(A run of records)
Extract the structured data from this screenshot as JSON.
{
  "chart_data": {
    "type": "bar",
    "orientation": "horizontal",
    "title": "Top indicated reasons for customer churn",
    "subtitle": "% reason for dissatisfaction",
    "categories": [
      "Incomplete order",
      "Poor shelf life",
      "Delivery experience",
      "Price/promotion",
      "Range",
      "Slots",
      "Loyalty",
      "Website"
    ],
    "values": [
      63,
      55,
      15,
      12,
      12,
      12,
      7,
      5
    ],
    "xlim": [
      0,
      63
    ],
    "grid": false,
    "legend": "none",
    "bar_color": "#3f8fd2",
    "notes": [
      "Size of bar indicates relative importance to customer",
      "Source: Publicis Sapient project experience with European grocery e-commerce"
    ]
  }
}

STATED GOAL: Quote each line of the listing above exactly.

WRITTEN SOLUTION:
Extract the structured data from this screenshot as JSON.
{
  "chart_data": {
    "type": "bar",
    "orientation": "horizontal",
    "title": "Top indicated reasons for customer churn",
    "subtitle": "% reason for dissatisfaction",
    "categories": [
      "Incomplete order",
      "Poor shelf life",
      "Delivery experience",
      "Price/promotion",
      "Range",
      "Slots",
      "Loyalty",
      "Website"
    ],
    "values": [
      63,
      55,
      15,
      12,
      12,
      12,
      7,
      5
    ],
    "xlim": [
      0,
      63
    ],
    "grid": false,
    "legend": "none",
    "bar_color": "#3f8fd2",
    "notes": [
      "Size of bar indicates relative importance to customer",
      "Source: Publicis Sapient project experience with European grocery e-commerce"
    ]
  }
}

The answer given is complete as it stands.